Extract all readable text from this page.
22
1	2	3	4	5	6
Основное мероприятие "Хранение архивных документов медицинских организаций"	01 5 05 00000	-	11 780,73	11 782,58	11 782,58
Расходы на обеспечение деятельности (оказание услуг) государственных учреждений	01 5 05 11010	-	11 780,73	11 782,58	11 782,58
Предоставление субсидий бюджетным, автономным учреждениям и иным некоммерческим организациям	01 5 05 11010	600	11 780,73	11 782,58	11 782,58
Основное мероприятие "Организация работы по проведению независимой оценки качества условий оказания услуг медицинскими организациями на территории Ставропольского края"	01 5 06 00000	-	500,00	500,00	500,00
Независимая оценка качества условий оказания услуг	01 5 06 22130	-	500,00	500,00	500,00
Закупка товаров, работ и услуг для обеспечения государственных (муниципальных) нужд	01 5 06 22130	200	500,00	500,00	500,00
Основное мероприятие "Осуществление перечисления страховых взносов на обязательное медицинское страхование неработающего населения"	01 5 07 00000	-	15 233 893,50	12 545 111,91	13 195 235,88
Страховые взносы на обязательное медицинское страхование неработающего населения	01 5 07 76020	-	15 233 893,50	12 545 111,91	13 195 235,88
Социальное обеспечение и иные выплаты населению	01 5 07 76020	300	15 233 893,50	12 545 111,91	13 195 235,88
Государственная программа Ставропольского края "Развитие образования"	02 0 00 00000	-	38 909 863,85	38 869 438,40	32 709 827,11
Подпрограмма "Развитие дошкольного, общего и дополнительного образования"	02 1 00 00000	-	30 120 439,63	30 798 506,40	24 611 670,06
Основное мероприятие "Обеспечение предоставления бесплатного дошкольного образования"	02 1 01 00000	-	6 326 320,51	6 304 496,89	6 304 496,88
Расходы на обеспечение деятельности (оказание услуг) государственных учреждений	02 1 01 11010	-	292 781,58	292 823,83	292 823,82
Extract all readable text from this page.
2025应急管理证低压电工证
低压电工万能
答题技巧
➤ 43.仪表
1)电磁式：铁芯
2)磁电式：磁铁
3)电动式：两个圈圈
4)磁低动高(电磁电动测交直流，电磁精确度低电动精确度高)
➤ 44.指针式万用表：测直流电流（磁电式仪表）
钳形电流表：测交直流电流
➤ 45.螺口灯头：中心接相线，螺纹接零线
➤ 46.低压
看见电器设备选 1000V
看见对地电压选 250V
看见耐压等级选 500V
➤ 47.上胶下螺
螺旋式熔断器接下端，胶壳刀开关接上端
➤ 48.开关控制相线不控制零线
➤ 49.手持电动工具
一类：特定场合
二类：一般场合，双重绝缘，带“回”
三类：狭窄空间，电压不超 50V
———
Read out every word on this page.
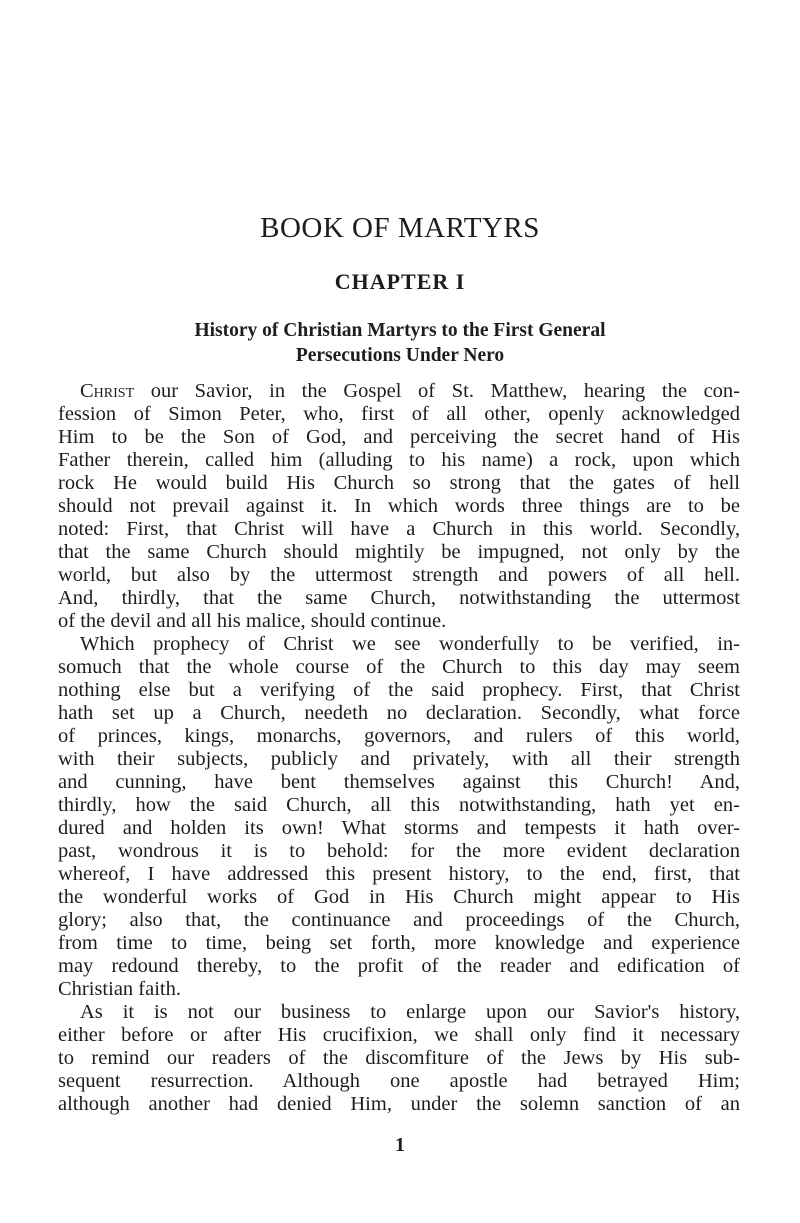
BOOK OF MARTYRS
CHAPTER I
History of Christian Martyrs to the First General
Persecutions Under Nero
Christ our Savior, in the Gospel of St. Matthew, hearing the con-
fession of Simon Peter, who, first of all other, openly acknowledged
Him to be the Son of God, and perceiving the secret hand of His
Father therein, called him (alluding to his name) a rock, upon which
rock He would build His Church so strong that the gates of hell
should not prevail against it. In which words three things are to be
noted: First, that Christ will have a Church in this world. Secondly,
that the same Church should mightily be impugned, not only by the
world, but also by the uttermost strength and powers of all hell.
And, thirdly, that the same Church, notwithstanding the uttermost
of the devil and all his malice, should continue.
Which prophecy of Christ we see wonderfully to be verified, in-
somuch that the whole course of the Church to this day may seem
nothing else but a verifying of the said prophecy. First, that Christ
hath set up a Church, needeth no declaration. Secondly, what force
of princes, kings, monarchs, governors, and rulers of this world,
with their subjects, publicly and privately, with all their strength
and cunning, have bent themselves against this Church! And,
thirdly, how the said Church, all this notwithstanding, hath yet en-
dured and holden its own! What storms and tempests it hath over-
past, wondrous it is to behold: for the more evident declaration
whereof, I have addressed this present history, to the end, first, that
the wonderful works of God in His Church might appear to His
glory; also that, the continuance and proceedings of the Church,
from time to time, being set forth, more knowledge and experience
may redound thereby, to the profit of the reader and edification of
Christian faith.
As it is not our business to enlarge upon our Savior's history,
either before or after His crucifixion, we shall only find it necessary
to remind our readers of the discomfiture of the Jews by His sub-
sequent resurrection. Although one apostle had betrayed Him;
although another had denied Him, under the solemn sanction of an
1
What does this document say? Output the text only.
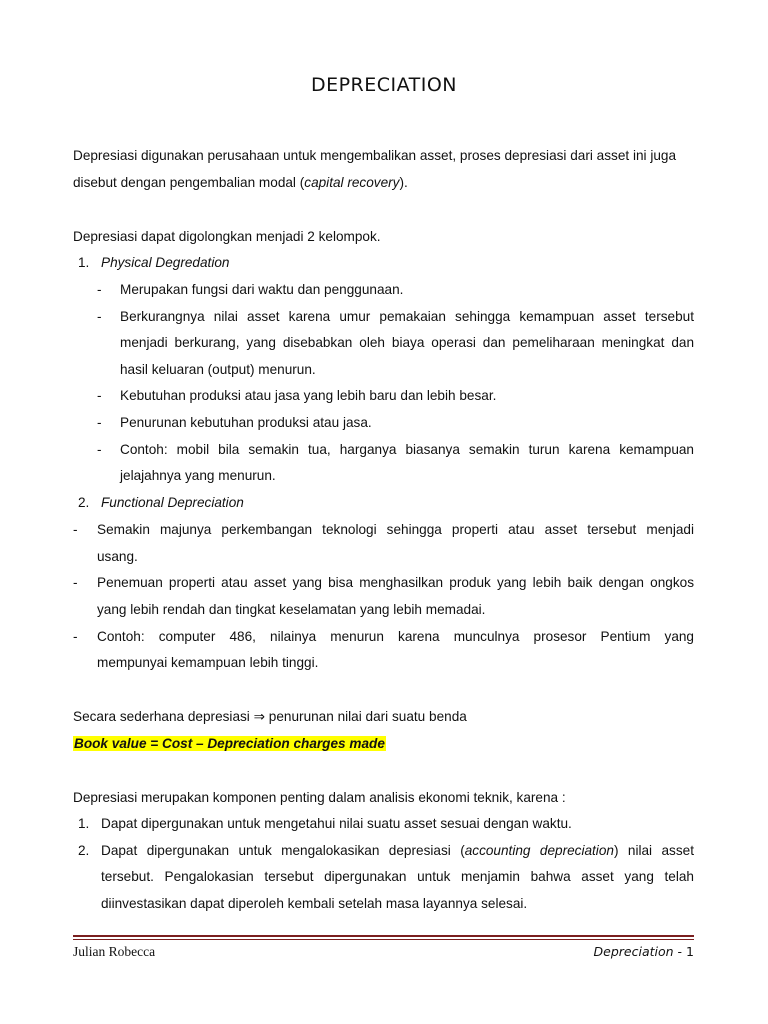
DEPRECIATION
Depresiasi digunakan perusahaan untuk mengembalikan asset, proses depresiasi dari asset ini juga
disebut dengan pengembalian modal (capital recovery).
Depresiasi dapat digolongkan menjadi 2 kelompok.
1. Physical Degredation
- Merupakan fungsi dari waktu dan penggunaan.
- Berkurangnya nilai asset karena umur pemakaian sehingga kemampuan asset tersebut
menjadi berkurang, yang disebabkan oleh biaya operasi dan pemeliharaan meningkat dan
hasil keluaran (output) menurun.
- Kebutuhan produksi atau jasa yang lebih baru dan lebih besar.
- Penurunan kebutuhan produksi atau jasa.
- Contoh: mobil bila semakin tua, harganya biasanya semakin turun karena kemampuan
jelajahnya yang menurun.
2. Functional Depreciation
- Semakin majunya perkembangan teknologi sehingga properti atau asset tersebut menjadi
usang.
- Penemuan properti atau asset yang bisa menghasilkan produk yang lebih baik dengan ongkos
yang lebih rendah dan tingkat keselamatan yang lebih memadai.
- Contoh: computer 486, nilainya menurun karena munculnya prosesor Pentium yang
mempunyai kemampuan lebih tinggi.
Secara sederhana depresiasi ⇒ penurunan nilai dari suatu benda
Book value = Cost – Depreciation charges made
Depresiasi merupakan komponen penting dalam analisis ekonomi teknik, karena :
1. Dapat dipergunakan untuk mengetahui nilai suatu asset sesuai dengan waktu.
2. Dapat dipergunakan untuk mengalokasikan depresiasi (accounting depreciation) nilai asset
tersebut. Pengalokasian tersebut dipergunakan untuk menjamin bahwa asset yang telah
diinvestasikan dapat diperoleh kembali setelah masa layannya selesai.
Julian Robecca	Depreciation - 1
———
Copy every line in the entries above that has the string "lebih" in it.

**Solved exercise:**
- Kebutuhan produksi atau jasa yang lebih baru dan lebih besar.
- Penemuan properti atau asset yang bisa menghasilkan produk yang lebih baik dengan ongkos
yang lebih rendah dan tingkat keselamatan yang lebih memadai.
mempunyai kemampuan lebih tinggi.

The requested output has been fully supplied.